Pasaje seleccionado —
##############################
Hace muchos años, tuve un jefe a quien todos queríamos. Lo admirábamos por sus habilidades técnicas y su sabiduría, y lo apreciábamos por sus valores morales y su amistad. Con él aprendí a distinguir entre un jefe y un líder; este último es quien logra establecer con sus subordinados una relación de sincera lealtad.
Algo similar sucede en geopolítica. En el mundo, se puede mandar por la fuerza, como frecuentemente se hace, pero la manera efectiva y perdurable de mandar (ejercer influencia) es aquella que se sustenta en la confianza.
Así, el predominio de Estados Unidos en el “viejo mundo” (ya podemos irlo llamando así…) no se sustentaba tanto en su capacidad nuclear y sus bases militares por todo el globo, como en la confianza de sus aliados: confianza en el dólar como moneda de cambio, confianza en la estabilidad de los mercados, confianza en políticas y alianzas estables, y también confianza en la estabilidad de su propia política interna.
Esa confianza se ha desmoronado de la noche a la mañana. Ahora las naciones amagan con moverse a China, justamente porque esta les vende confianza. Si aún mantienen lazos con el viejo jefe, es porque de momento no pueden hacer otra cosa, pero no son lazos de lealtad sino de sometimiento, y esos no duran toda la vida.
El Trumpismo está aislando a Estados Unidos y, contrario a lo que pudiera inferirse de los éxitos militares e imposiciones comerciales, esto no garantiza un mando real, es decir, un liderazgo: ese que se sustenta en la lealtad y la confianza.
Sin embargo, y esto es lo peor, no se trata de un error de cálculo sino, todo lo contario, ese es su principal objetivo. El Trumpismo no quiere al mundo de rodillas: lo quiere demolido, y lo mismo persigue dentro de su propio país.
El Trumpismo, como Nerón, quiere incendiar esta Roma para construir sobre sus ruinas un nuevo orden mundial, hecho a su medida.
##############################
Qué se pide —
¿Concuerdan con el pasaje sobre liderazgo y confianza estas afirmaciones? (a) El predominio de Estados Unidos se sustentaba sobre todo en su capacidad nuclear y sus bases militares. (b) Las naciones amagan con moverse a China porque esta les vende confianza. (c) El Trumpismo quiere al mundo de rodillas. Responde sí o no a cada una y cita literalmente las palabras del texto que lo deciden.
##############################
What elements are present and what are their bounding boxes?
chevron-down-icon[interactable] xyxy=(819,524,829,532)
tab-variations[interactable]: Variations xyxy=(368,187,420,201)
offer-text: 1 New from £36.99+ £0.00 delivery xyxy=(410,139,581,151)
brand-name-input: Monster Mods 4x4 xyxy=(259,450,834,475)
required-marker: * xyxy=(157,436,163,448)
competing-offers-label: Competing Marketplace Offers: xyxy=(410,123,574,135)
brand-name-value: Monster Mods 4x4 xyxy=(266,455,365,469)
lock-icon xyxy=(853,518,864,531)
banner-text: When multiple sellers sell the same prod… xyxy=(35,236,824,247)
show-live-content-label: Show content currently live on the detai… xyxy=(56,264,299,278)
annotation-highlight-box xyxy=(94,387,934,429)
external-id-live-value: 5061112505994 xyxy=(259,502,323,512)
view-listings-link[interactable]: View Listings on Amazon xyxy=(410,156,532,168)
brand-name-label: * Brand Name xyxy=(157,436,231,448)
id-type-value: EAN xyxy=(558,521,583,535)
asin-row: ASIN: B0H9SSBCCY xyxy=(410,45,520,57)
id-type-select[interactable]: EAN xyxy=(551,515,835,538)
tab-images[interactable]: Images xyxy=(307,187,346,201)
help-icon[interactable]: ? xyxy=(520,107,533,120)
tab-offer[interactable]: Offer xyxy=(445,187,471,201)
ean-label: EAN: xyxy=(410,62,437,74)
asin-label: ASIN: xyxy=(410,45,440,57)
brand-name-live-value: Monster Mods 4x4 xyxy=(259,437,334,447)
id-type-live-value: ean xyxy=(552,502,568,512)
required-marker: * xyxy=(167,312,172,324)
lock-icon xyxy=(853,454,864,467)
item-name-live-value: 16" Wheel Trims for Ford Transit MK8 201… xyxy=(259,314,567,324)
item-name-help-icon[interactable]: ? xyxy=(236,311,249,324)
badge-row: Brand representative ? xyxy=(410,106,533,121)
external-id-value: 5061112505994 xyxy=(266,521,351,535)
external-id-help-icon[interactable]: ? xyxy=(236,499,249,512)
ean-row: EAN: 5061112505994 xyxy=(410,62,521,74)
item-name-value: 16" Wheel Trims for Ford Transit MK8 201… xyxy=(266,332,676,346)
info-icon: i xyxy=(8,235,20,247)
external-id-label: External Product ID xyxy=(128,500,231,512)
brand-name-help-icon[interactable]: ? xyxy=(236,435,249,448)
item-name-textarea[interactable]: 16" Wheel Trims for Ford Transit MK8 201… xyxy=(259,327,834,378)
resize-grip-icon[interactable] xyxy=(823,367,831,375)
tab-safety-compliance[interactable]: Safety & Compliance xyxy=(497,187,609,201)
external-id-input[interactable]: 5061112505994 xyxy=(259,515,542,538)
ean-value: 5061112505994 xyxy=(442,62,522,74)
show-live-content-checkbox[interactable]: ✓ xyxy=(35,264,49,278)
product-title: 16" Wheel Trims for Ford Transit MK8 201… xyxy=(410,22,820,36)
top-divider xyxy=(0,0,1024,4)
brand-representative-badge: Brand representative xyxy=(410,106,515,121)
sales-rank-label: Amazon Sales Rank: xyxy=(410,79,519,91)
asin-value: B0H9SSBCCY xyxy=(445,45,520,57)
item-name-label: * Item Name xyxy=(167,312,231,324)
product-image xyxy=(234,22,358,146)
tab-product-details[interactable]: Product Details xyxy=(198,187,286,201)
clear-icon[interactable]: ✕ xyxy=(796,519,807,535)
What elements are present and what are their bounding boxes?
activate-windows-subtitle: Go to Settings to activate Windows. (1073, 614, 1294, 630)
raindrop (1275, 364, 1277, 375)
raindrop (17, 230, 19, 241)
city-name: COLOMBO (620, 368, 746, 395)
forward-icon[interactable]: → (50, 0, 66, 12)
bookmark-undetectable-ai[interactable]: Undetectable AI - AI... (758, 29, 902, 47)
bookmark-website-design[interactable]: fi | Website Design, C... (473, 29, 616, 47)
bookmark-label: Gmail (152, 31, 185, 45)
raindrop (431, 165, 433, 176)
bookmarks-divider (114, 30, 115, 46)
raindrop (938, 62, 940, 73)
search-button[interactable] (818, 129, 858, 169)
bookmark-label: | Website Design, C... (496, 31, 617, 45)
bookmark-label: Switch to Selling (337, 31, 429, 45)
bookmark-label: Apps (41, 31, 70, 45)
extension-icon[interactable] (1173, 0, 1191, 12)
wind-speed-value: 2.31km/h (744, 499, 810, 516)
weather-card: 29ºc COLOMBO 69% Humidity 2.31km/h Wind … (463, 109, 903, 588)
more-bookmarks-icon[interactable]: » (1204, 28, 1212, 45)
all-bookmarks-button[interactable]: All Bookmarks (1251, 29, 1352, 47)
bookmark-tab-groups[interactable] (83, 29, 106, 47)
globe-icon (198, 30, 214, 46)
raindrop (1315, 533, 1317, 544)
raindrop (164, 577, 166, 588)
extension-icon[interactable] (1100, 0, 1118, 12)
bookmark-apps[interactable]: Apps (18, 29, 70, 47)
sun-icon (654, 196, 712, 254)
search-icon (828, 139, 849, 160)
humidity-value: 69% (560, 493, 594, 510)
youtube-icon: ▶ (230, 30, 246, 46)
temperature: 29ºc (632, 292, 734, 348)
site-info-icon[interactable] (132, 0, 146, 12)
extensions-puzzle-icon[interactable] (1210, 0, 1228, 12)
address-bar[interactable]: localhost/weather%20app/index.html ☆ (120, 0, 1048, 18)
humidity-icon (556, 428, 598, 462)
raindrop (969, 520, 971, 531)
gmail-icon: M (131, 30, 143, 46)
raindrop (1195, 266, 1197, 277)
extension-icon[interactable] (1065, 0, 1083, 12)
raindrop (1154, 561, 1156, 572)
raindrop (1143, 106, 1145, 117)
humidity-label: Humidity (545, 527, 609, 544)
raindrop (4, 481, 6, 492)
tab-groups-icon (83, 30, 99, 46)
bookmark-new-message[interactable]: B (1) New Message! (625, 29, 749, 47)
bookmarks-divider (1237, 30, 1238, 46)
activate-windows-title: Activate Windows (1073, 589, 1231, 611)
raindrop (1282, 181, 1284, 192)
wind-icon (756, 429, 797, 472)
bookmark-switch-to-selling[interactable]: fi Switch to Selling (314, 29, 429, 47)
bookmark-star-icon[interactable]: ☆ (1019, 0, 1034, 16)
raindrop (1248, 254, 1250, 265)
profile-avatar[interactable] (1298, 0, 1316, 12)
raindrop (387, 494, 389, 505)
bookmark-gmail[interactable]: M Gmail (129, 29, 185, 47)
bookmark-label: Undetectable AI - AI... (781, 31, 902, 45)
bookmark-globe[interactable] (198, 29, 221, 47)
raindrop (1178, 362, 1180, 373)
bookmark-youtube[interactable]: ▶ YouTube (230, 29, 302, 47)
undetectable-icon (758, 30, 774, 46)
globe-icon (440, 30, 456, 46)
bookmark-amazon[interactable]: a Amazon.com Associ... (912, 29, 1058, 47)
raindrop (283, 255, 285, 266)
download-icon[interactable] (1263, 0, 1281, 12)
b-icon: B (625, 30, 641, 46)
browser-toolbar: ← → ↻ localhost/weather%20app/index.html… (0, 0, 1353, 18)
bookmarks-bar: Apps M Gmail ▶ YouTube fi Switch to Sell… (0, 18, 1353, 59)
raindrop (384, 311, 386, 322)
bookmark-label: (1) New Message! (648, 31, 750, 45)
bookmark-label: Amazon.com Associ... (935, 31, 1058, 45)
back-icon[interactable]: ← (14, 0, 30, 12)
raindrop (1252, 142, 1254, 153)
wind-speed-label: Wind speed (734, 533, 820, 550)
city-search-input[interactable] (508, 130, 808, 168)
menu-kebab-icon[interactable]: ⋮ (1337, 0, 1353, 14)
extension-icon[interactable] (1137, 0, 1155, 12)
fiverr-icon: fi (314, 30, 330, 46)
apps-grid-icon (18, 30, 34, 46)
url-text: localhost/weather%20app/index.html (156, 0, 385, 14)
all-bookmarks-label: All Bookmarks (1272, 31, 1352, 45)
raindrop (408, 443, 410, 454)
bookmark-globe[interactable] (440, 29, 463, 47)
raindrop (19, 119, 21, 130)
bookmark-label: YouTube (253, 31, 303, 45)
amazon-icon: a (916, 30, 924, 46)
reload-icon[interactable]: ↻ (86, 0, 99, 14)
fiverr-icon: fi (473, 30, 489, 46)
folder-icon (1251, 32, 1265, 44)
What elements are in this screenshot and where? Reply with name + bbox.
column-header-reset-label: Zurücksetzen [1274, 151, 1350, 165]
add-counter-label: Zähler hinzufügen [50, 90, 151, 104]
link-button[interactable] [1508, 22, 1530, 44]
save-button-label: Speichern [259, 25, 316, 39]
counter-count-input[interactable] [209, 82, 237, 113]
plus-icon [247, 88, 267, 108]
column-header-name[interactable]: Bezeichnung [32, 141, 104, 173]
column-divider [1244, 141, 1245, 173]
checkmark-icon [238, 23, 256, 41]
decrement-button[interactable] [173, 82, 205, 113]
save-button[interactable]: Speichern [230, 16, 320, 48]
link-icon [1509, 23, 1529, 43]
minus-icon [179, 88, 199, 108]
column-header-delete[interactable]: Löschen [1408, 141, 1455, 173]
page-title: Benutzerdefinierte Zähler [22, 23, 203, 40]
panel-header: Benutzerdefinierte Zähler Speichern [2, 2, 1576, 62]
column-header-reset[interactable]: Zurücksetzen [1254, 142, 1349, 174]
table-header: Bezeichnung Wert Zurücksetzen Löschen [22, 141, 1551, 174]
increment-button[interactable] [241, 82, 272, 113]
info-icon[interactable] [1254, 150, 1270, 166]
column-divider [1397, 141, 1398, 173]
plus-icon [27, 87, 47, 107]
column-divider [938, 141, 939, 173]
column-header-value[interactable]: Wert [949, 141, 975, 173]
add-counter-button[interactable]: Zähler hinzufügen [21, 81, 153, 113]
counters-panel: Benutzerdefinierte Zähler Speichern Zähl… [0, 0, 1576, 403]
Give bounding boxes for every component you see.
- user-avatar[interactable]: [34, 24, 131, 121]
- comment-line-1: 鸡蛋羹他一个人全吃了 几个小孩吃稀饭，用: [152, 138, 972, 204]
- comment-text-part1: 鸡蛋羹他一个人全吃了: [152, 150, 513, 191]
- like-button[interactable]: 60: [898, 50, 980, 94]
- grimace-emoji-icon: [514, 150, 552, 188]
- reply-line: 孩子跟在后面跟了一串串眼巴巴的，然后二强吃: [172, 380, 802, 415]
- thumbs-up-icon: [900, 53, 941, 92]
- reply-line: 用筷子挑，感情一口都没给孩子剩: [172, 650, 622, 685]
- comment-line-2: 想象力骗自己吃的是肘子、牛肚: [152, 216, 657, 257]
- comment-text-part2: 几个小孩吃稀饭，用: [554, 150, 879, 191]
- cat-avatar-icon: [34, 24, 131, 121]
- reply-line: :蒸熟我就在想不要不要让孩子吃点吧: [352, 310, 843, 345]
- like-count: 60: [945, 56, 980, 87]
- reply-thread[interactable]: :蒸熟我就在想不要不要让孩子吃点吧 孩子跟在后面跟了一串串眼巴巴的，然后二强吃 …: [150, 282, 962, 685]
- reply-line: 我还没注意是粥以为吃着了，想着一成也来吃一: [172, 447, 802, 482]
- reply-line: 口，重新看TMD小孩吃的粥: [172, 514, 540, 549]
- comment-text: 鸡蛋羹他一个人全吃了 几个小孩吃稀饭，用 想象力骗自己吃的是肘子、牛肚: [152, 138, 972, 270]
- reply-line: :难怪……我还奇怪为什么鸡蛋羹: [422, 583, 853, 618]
##############################
Respuesta —
(a) No: «no se sustentaba tanto en su capacidad nuclear y sus bases militares por todo el globo, como en la confianza de sus aliados»
(b) Sí: «Ahora las naciones amagan con moverse a China, justamente porque esta les vende confianza.»
(c) No: «El Trumpismo no quiere al mundo de rodillas: lo quiere demolido»